## [REQUIREMENTS]
Skip the pictures and extract all of the lines exactly as written.

------------------------------------

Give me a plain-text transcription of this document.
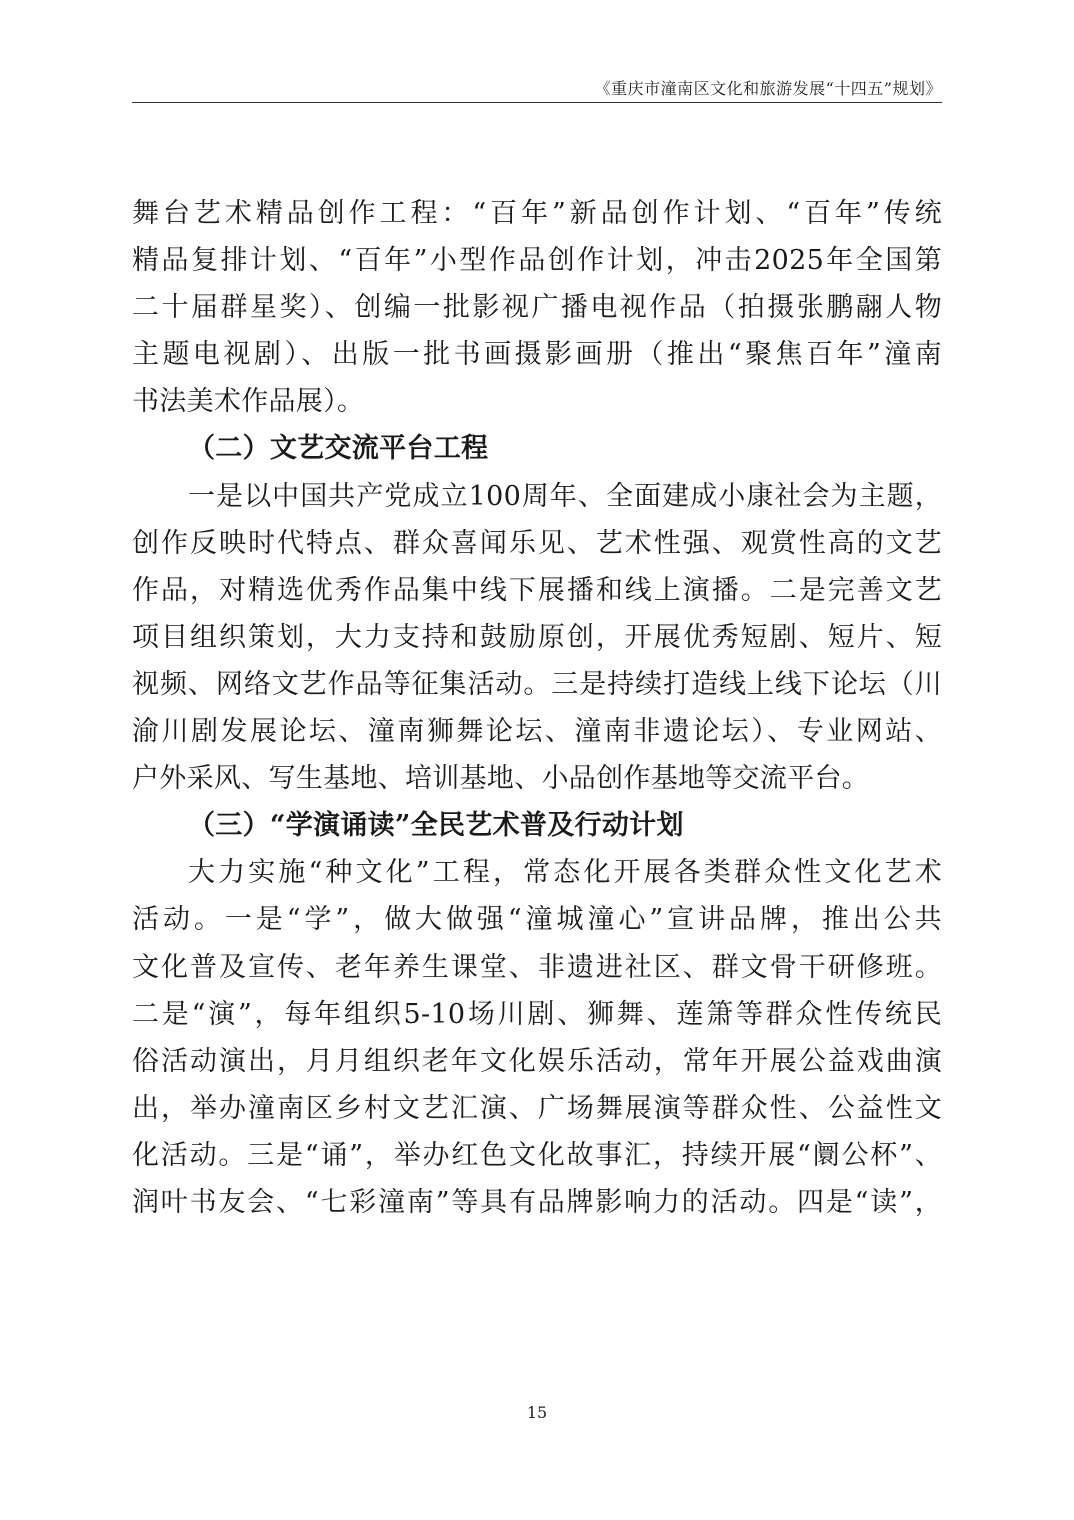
《重庆市潼南区文化和旅游发展“十四五”规划》
舞台艺术精品创作工程：“百年”新品创作计划、“百年”传统
精品复排计划、“百年”小型作品创作计划，冲击2025年全国第
二十届群星奖）、创编一批影视广播电视作品（拍摄张鹏翮人物
主题电视剧）、出版一批书画摄影画册（推出“聚焦百年”潼南
书法美术作品展）。
（二）文艺交流平台工程
一是以中国共产党成立100周年、全面建成小康社会为主题，
创作反映时代特点、群众喜闻乐见、艺术性强、观赏性高的文艺
作品，对精选优秀作品集中线下展播和线上演播。二是完善文艺
项目组织策划，大力支持和鼓励原创，开展优秀短剧、短片、短
视频、网络文艺作品等征集活动。三是持续打造线上线下论坛（川
渝川剧发展论坛、潼南狮舞论坛、潼南非遗论坛）、专业网站、
户外采风、写生基地、培训基地、小品创作基地等交流平台。
（三）“学演诵读”全民艺术普及行动计划
大力实施“种文化”工程，常态化开展各类群众性文化艺术
活动。一是“学”，做大做强“潼城潼心”宣讲品牌，推出公共
文化普及宣传、老年养生课堂、非遗进社区、群文骨干研修班。
二是“演”，每年组织5-10场川剧、狮舞、莲箫等群众性传统民
俗活动演出，月月组织老年文化娱乐活动，常年开展公益戏曲演
出，举办潼南区乡村文艺汇演、广场舞展演等群众性、公益性文
化活动。三是“诵”，举办红色文化故事汇，持续开展“阛公杯”、
润叶书友会、“七彩潼南”等具有品牌影响力的活动。四是“读”，
15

------------------------------------

## [SOLUTION]
Give me a plain-text transcription of this document.
《重庆市潼南区文化和旅游发展“十四五”规划》
舞台艺术精品创作工程：“百年”新品创作计划、“百年”传统
精品复排计划、“百年”小型作品创作计划，冲击2025年全国第
二十届群星奖）、创编一批影视广播电视作品（拍摄张鹏翮人物
主题电视剧）、出版一批书画摄影画册（推出“聚焦百年”潼南
书法美术作品展）。
（二）文艺交流平台工程
一是以中国共产党成立100周年、全面建成小康社会为主题，
创作反映时代特点、群众喜闻乐见、艺术性强、观赏性高的文艺
作品，对精选优秀作品集中线下展播和线上演播。二是完善文艺
项目组织策划，大力支持和鼓励原创，开展优秀短剧、短片、短
视频、网络文艺作品等征集活动。三是持续打造线上线下论坛（川
渝川剧发展论坛、潼南狮舞论坛、潼南非遗论坛）、专业网站、
户外采风、写生基地、培训基地、小品创作基地等交流平台。
（三）“学演诵读”全民艺术普及行动计划
大力实施“种文化”工程，常态化开展各类群众性文化艺术
活动。一是“学”，做大做强“潼城潼心”宣讲品牌，推出公共
文化普及宣传、老年养生课堂、非遗进社区、群文骨干研修班。
二是“演”，每年组织5-10场川剧、狮舞、莲箫等群众性传统民
俗活动演出，月月组织老年文化娱乐活动，常年开展公益戏曲演
出，举办潼南区乡村文艺汇演、广场舞展演等群众性、公益性文
化活动。三是“诵”，举办红色文化故事汇，持续开展“阛公杯”、
润叶书友会、“七彩潼南”等具有品牌影响力的活动。四是“读”，
15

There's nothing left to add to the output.